__Task to complete__. Identify, in the records below, every line where the string "Kalshi" appears, and copy each such line.

__Listed entries__.
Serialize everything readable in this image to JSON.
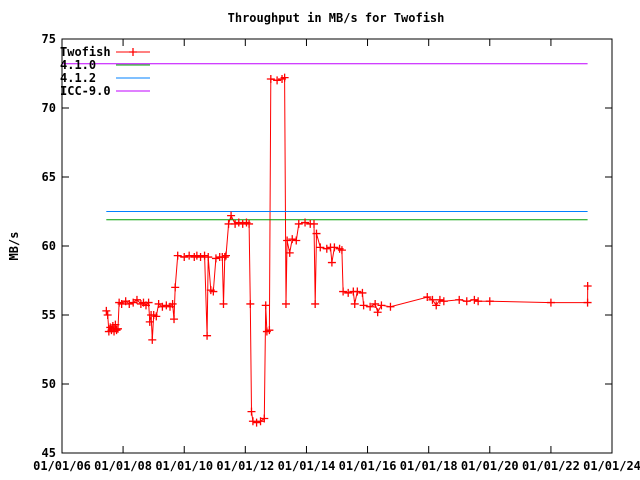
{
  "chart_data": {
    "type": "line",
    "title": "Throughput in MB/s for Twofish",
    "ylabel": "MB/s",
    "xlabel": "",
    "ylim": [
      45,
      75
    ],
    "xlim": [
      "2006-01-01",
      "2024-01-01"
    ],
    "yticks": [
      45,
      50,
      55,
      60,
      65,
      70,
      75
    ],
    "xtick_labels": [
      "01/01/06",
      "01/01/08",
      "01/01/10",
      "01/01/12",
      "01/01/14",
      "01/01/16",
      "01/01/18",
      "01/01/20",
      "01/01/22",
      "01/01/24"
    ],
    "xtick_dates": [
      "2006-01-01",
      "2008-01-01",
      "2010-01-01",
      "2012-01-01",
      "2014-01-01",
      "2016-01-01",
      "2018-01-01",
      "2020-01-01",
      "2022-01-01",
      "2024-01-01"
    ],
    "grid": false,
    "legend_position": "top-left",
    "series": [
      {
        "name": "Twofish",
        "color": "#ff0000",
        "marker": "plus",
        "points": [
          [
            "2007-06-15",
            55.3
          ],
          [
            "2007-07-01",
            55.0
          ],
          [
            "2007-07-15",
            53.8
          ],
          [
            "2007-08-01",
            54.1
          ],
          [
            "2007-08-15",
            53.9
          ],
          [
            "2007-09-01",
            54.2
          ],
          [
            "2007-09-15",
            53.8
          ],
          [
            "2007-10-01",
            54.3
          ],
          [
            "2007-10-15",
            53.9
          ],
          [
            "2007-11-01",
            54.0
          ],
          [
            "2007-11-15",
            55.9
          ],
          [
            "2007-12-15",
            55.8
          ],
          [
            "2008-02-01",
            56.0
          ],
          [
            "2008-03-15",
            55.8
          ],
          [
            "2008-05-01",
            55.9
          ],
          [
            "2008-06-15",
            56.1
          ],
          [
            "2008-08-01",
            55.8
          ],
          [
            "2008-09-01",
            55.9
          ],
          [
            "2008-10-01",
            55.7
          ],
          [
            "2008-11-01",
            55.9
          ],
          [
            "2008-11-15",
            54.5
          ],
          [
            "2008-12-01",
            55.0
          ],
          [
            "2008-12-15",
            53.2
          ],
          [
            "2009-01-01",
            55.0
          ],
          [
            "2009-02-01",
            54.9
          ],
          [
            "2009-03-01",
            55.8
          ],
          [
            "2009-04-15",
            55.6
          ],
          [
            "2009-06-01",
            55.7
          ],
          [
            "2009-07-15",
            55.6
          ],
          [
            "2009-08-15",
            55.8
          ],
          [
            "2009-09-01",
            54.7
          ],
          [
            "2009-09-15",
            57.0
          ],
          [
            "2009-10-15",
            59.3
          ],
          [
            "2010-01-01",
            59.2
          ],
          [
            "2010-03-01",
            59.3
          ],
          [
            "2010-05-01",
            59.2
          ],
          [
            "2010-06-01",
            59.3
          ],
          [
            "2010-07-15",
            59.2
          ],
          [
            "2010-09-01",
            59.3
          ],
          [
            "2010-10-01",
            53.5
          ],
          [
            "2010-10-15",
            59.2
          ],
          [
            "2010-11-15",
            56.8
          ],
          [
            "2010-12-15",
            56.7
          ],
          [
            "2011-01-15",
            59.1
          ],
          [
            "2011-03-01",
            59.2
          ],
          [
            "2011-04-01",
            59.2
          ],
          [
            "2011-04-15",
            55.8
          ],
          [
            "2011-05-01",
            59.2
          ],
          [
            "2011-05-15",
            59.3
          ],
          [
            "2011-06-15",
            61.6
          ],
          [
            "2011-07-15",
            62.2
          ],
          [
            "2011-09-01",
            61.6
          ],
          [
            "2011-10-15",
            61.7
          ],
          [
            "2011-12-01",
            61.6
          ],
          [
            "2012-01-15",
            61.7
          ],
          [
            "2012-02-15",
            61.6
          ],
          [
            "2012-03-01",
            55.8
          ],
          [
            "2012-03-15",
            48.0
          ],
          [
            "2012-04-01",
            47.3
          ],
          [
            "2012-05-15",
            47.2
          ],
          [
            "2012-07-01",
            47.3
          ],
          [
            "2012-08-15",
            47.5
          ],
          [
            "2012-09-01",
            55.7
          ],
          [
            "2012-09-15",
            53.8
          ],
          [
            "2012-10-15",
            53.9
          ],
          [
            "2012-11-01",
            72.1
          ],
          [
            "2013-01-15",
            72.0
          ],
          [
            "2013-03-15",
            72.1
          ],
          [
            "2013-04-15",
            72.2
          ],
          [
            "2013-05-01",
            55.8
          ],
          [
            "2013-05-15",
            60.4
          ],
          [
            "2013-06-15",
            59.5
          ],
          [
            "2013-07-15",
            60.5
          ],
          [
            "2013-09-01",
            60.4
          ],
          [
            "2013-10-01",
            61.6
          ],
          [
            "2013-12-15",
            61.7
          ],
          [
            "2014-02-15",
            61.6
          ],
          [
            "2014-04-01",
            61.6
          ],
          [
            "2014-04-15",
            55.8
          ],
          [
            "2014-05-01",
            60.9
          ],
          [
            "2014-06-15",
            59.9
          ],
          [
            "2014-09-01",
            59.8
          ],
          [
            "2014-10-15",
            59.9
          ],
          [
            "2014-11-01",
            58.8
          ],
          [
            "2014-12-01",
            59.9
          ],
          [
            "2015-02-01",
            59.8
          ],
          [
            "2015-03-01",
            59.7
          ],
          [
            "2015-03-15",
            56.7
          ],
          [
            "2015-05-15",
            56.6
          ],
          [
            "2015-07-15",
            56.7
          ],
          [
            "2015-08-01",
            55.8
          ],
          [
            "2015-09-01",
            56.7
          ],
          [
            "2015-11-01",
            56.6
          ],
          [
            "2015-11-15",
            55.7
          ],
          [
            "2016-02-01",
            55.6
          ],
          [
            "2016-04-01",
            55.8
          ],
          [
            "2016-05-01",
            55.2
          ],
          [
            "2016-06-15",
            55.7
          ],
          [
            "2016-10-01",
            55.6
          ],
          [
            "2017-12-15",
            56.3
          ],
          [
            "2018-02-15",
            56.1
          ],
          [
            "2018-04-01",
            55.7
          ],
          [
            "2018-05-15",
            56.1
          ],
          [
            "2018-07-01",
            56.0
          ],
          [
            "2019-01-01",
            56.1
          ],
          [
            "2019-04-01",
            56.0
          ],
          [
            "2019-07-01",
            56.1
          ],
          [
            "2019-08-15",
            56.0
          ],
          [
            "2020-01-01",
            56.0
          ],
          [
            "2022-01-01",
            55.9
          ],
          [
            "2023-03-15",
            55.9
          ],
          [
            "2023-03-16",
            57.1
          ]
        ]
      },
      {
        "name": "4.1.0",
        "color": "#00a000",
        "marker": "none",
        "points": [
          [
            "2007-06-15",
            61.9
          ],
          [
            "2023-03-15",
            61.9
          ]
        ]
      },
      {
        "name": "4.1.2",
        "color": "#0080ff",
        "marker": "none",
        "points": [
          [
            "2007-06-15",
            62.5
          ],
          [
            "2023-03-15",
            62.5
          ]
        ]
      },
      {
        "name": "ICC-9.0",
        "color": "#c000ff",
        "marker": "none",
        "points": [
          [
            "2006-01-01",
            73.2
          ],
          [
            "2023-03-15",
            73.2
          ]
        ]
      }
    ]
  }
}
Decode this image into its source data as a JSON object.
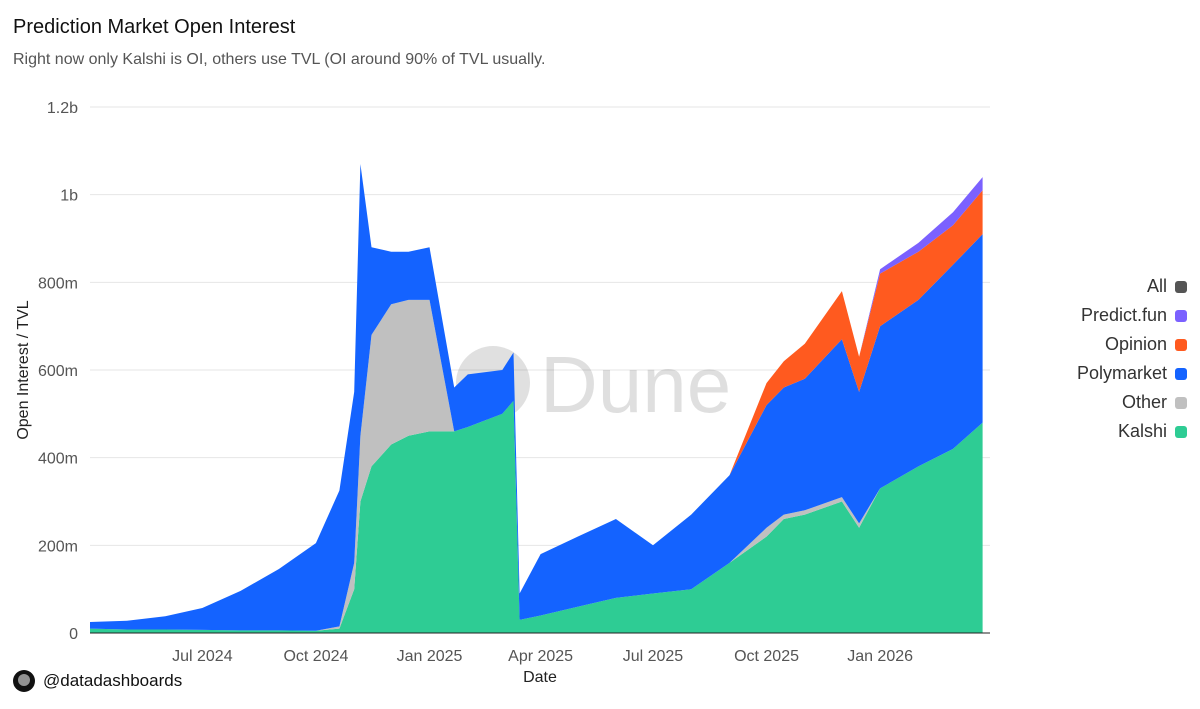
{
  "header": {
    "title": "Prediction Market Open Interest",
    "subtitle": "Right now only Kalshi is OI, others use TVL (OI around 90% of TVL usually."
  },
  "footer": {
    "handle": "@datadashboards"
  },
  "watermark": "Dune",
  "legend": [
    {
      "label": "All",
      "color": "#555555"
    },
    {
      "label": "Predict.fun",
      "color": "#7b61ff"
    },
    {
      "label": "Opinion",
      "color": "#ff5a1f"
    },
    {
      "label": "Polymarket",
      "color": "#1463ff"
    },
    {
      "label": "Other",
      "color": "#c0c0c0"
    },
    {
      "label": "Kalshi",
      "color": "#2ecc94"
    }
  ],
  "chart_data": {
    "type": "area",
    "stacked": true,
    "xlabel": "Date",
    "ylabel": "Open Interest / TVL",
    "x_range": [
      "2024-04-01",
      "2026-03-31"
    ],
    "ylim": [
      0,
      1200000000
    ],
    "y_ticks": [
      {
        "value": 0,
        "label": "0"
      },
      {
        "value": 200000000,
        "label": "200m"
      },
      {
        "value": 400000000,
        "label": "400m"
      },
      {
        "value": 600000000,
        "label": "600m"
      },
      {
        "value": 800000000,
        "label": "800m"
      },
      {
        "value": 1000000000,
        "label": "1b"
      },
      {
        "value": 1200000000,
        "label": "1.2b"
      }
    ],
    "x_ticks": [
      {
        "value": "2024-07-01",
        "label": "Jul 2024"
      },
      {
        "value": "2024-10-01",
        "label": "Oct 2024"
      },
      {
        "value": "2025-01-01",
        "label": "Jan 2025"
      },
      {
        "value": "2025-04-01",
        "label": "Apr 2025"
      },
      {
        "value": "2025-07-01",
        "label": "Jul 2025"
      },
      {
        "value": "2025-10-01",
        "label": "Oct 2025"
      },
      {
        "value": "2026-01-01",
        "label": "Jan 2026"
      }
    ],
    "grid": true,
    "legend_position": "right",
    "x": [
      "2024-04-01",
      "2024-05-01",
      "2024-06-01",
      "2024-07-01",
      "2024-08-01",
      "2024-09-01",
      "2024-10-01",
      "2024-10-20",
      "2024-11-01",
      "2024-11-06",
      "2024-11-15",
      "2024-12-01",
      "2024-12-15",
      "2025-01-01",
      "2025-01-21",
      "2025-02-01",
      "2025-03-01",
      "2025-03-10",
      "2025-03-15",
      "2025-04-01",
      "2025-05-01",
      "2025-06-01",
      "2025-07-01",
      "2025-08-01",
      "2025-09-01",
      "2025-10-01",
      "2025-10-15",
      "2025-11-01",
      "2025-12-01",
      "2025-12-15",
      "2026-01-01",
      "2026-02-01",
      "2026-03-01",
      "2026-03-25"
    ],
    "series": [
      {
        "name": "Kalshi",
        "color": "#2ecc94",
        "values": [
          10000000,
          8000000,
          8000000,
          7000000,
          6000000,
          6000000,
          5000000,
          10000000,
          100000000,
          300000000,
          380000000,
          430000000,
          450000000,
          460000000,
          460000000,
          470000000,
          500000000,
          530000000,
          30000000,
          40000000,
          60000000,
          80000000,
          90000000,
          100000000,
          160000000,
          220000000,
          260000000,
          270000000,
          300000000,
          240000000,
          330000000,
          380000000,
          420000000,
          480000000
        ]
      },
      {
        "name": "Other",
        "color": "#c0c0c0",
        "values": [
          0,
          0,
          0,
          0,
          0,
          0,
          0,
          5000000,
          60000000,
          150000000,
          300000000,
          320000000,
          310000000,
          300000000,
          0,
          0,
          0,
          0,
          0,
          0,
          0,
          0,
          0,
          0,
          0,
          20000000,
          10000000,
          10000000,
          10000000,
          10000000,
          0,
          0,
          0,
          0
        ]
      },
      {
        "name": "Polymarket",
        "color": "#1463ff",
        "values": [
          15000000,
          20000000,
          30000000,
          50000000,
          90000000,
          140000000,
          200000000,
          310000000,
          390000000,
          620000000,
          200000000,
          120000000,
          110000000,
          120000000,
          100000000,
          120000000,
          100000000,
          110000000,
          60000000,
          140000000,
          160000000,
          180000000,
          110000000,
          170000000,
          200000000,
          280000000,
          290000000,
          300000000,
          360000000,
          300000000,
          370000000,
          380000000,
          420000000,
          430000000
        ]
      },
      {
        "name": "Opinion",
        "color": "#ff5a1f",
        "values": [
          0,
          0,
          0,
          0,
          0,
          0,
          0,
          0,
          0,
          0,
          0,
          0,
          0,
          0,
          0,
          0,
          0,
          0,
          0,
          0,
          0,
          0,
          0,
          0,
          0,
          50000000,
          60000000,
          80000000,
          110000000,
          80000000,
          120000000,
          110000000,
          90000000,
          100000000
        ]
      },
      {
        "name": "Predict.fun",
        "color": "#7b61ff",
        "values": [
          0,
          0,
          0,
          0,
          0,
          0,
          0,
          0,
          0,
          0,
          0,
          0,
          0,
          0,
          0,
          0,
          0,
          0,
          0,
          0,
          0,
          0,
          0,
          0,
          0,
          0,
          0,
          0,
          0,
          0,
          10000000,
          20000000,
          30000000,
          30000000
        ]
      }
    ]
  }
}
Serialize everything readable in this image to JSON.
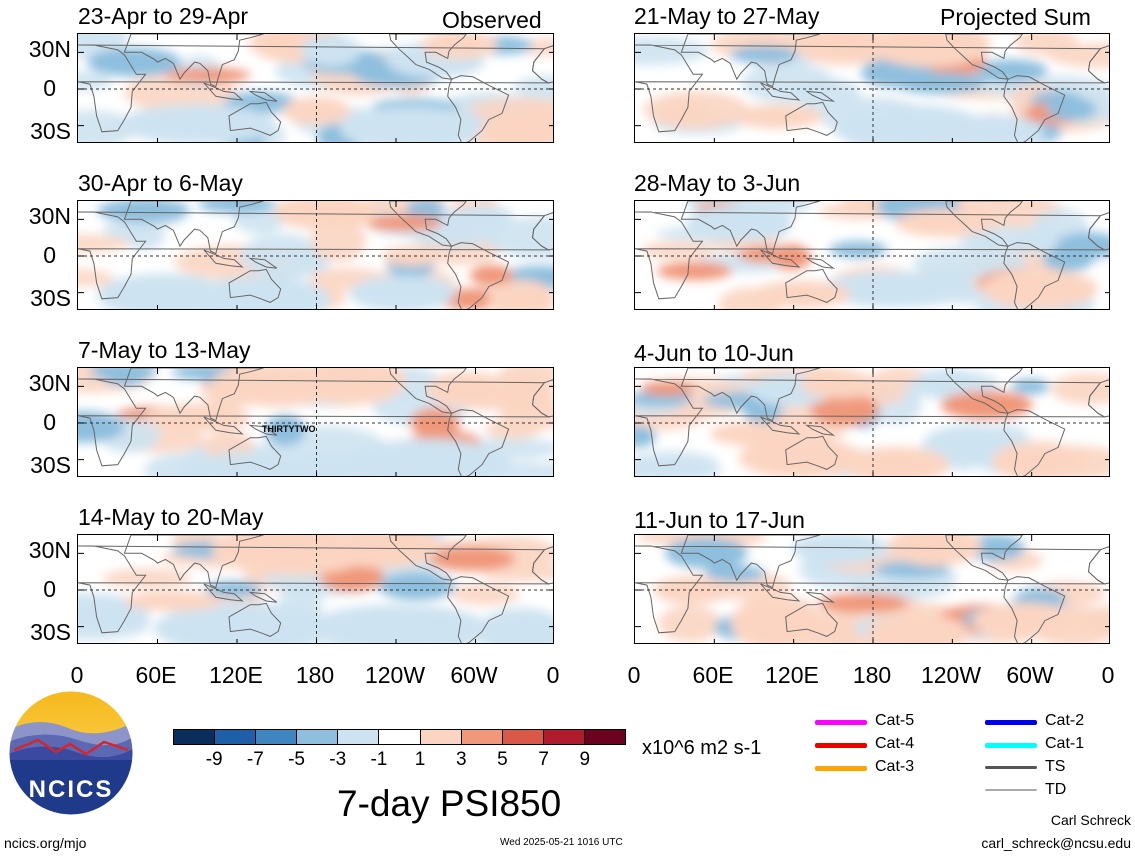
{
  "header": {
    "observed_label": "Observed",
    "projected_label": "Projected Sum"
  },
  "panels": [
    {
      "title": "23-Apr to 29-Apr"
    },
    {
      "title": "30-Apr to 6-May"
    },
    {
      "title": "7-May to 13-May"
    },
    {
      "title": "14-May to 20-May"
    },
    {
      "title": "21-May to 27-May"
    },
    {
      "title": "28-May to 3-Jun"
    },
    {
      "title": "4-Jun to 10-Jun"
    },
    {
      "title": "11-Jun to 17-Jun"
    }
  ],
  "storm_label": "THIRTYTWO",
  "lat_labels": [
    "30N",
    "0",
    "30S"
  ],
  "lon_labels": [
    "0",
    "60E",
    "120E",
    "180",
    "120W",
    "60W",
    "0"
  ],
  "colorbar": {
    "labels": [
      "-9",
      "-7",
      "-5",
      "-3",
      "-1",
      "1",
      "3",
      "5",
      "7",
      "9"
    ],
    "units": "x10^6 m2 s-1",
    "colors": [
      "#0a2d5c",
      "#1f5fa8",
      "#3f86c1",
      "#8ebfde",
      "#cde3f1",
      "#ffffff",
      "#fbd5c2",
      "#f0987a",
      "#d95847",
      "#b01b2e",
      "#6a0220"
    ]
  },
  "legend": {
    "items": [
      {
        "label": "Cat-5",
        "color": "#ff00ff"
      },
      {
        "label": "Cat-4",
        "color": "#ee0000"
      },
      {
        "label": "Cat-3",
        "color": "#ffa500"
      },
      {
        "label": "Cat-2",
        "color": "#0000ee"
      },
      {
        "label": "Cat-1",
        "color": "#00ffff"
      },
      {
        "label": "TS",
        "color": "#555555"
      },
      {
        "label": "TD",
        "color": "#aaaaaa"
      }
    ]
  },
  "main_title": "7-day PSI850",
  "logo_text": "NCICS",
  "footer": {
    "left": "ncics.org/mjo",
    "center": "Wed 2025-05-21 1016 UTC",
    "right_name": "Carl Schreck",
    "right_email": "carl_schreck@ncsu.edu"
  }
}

__Reply__.
    "subtitle": "Right now only Kalshi is OI, others use TVL (OI around 90% of TVL usually."
      "label": "Kalshi",
        "name": "Kalshi",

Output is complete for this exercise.